[Start]
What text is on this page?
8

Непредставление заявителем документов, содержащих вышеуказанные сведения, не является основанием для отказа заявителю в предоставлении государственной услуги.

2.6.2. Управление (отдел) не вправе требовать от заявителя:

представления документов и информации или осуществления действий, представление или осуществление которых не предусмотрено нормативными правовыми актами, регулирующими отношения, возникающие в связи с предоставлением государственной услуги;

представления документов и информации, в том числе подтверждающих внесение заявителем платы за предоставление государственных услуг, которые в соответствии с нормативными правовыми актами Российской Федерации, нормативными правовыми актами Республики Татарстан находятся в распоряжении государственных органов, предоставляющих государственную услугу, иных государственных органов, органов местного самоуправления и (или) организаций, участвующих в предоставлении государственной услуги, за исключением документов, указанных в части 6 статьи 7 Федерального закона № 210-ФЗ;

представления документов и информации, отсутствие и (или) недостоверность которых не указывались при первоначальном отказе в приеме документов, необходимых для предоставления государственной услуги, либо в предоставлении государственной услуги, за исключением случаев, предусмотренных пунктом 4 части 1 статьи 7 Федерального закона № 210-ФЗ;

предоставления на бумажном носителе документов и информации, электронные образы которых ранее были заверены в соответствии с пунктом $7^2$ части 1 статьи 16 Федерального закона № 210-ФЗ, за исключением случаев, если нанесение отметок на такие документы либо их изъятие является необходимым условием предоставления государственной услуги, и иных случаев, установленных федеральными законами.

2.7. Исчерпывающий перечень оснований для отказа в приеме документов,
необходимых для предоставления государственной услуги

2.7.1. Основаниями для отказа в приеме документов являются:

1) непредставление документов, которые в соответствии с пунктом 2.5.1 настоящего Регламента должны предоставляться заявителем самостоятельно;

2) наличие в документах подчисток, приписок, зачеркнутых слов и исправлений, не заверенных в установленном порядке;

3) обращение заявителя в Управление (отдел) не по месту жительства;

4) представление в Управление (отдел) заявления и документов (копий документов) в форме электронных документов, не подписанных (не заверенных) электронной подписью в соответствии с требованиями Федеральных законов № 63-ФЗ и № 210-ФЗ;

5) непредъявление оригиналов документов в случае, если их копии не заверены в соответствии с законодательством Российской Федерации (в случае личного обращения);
[End]
[Start]
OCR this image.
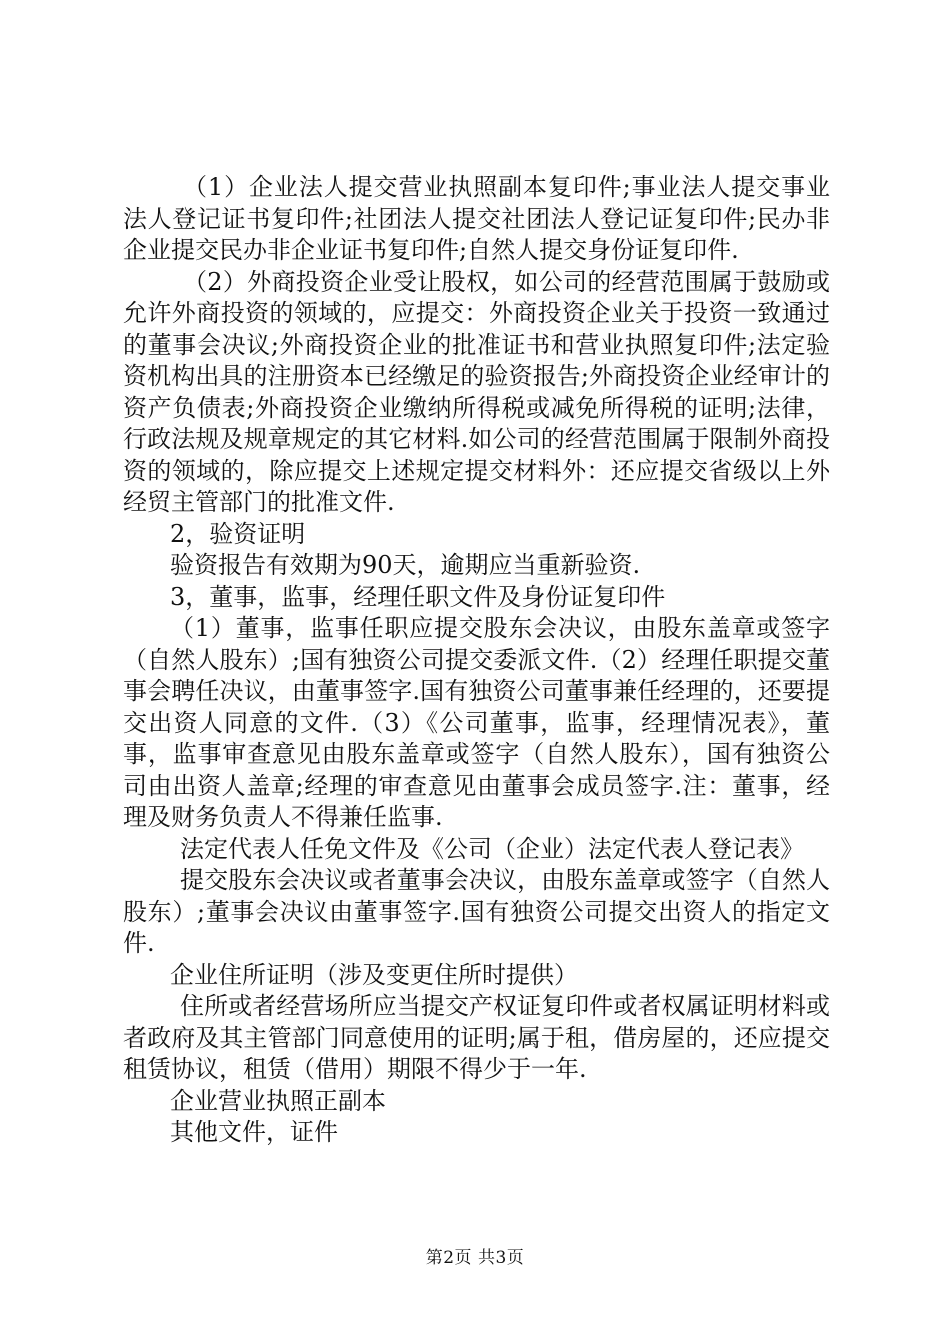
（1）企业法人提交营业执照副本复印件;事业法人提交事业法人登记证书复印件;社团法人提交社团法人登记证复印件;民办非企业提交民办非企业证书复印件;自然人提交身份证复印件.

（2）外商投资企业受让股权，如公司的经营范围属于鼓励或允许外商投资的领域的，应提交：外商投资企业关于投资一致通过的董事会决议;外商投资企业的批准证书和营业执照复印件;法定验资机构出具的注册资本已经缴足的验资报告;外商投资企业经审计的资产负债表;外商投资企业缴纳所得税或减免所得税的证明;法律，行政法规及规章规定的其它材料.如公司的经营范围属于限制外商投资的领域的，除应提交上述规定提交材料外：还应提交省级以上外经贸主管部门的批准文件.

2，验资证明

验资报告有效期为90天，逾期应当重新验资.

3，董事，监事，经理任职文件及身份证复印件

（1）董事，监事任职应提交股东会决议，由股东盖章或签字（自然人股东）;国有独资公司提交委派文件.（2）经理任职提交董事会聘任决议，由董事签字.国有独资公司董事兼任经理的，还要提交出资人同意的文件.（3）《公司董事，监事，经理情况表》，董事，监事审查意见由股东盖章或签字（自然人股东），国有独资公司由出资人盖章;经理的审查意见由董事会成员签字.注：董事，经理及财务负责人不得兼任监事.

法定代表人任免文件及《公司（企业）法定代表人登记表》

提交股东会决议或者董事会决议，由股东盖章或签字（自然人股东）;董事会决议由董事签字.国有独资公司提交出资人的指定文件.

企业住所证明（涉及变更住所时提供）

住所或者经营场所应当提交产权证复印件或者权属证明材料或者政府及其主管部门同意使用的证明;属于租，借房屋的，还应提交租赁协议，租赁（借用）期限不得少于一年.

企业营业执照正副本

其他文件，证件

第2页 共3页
[End]
** Directive **
Find every line of the data that holds the string "this", then say how many there are and nothing else.

** Final answer **
2